◆ Dataset:
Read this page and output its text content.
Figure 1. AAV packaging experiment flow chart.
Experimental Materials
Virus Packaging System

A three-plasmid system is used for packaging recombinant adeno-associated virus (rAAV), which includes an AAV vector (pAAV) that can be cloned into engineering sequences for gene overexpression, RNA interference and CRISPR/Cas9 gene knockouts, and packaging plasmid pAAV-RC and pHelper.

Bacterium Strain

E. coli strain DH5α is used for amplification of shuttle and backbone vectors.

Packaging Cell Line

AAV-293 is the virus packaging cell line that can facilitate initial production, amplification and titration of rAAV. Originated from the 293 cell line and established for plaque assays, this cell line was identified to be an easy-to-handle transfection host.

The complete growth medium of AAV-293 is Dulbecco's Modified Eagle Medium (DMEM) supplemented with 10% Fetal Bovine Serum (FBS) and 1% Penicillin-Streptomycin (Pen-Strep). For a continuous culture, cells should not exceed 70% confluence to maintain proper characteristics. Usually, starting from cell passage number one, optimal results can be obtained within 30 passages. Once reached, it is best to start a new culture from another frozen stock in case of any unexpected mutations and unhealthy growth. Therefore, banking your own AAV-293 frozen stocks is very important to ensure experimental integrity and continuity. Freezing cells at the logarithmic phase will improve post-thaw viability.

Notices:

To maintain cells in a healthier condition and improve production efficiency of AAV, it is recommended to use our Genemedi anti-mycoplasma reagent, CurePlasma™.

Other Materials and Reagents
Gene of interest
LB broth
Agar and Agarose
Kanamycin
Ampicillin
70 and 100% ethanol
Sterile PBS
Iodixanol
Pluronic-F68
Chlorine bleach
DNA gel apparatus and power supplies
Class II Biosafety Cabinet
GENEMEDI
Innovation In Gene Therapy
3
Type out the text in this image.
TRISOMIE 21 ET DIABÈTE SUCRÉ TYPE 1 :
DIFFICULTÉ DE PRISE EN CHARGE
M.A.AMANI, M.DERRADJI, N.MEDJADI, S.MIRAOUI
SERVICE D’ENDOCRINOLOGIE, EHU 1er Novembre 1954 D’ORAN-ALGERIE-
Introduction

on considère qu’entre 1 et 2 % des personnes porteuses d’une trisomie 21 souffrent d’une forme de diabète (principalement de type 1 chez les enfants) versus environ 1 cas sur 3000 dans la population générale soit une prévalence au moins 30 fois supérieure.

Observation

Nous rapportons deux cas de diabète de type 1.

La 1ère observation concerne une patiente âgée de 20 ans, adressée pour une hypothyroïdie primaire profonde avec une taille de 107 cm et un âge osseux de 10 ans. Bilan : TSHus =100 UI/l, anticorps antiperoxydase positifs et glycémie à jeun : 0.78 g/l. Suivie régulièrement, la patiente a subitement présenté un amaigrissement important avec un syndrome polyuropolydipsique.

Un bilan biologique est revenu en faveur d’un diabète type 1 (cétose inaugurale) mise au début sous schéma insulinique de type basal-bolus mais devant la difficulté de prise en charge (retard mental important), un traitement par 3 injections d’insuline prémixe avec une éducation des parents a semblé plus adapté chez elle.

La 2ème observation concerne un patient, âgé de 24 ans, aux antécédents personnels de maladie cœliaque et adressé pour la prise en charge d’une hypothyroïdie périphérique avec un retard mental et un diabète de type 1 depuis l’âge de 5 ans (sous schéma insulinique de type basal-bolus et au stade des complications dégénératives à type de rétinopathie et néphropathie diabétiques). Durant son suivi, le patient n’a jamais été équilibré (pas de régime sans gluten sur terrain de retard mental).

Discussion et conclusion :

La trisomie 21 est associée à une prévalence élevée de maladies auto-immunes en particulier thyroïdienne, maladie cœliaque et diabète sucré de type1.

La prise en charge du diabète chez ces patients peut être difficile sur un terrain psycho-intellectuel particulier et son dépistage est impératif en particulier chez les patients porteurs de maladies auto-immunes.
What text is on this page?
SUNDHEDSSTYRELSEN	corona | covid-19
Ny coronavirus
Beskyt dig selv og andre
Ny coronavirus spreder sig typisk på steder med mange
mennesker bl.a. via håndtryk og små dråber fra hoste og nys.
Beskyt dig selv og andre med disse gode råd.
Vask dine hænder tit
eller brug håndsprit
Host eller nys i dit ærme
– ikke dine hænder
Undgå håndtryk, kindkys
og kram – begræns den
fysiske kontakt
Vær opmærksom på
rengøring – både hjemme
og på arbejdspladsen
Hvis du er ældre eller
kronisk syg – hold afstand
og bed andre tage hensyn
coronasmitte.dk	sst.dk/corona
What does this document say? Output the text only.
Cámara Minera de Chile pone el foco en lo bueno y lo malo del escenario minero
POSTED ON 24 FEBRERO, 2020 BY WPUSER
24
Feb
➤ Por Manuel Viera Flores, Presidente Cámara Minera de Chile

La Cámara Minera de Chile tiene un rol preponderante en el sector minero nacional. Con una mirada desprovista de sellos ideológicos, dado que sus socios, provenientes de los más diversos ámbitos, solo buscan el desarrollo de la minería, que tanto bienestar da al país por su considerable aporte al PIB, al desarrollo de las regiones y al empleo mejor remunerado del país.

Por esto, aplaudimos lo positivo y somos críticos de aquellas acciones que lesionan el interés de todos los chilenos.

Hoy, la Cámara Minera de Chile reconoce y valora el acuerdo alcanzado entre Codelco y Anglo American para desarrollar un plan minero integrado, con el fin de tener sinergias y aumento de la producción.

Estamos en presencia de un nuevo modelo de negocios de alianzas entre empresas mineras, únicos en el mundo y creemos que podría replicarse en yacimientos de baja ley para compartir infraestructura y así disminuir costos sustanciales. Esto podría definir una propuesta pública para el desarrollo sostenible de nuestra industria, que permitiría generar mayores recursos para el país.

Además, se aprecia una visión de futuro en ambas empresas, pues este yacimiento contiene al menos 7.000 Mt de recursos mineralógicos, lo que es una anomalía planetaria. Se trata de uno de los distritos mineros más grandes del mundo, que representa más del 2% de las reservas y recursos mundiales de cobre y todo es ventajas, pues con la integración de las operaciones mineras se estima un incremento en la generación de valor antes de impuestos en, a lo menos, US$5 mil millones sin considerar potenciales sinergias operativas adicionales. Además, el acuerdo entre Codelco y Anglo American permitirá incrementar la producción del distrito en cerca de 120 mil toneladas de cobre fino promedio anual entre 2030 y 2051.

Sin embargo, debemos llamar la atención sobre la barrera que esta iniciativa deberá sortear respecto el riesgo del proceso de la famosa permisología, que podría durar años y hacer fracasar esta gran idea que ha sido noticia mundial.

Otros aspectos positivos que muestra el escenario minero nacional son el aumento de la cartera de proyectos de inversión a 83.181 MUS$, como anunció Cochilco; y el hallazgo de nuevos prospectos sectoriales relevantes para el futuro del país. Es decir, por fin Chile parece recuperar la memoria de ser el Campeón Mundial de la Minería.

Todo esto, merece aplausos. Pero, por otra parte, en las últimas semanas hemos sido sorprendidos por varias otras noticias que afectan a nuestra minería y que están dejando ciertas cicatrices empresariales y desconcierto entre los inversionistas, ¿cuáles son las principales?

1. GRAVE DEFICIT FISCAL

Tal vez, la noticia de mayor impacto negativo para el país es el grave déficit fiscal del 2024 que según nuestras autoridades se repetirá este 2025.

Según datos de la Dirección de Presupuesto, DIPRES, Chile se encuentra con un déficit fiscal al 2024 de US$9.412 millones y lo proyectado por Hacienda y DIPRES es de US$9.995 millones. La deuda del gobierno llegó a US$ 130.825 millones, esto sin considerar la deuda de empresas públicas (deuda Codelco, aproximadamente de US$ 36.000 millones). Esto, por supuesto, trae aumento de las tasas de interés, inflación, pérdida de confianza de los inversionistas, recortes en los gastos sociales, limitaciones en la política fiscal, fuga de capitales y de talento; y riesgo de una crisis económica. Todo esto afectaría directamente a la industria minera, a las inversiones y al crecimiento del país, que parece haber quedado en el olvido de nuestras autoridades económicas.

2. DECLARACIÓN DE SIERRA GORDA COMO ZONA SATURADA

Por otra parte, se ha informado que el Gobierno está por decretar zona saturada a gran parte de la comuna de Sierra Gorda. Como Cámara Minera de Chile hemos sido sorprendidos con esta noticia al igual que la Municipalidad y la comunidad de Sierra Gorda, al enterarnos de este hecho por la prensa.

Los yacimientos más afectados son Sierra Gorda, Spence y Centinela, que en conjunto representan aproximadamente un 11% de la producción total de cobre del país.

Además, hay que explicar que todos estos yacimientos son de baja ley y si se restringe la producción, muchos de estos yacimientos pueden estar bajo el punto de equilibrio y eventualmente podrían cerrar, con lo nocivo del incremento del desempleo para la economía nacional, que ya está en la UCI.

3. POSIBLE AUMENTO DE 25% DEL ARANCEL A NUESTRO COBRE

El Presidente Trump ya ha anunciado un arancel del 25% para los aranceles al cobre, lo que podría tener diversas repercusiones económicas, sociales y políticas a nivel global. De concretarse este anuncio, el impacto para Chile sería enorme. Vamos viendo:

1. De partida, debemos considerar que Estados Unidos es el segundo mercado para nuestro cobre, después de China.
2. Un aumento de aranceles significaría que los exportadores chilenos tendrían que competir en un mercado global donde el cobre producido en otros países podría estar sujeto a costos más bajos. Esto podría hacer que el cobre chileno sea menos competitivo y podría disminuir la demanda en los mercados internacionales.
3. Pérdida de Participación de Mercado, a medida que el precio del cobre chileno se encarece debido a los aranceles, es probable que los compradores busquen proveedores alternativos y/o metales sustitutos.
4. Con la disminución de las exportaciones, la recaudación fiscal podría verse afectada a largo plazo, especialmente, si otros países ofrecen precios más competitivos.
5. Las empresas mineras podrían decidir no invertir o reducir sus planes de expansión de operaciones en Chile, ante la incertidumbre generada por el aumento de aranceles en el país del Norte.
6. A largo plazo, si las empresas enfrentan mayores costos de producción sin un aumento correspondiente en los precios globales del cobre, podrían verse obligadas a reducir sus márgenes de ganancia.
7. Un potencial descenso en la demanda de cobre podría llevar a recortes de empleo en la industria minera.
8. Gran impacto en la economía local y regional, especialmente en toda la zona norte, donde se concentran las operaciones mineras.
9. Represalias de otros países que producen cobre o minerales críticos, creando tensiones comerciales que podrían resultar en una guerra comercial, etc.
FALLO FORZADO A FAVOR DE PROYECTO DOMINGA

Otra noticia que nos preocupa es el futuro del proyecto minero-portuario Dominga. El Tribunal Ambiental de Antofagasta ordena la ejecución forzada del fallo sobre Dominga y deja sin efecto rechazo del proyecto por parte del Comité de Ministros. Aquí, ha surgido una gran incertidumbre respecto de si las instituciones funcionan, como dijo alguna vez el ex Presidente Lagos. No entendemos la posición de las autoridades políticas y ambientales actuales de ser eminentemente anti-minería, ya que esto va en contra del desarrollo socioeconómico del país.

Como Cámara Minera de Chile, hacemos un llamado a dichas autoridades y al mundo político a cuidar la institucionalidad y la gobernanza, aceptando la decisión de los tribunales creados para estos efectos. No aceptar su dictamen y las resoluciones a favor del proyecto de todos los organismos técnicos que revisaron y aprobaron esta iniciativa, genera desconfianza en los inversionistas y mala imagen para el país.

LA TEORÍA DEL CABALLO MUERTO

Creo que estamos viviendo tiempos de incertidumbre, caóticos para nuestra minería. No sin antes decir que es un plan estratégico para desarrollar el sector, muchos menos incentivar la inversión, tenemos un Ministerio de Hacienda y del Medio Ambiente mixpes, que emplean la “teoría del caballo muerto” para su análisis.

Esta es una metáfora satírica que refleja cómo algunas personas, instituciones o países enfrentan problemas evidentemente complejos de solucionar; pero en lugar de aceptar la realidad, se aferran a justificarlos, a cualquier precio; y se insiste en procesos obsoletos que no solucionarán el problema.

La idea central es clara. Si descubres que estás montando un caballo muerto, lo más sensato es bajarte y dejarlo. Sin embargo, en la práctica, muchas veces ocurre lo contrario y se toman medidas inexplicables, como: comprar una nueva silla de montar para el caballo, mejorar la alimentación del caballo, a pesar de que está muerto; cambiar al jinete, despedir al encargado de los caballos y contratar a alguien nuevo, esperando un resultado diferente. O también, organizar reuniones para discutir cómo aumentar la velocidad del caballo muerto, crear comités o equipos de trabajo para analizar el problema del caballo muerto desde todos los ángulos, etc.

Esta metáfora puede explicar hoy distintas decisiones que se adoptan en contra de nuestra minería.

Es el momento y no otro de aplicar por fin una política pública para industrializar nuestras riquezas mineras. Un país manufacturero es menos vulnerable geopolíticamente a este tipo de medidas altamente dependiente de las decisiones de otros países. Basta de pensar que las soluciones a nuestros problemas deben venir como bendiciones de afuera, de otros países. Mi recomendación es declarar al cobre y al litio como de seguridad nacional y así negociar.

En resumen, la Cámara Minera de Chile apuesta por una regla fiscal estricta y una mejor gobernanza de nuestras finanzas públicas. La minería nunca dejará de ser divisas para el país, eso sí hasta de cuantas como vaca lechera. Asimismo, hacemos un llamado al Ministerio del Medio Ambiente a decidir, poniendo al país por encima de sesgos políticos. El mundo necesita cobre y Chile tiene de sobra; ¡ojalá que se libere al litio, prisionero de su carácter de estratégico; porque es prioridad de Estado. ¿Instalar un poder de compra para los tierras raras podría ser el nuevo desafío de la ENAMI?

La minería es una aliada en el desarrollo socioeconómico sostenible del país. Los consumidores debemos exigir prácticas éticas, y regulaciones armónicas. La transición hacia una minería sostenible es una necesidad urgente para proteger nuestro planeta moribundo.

◆ Directions for this task:
Tally the lines of the entries that carry the word "desarrollar" and say only that number.

◆ Solution to the problem:
2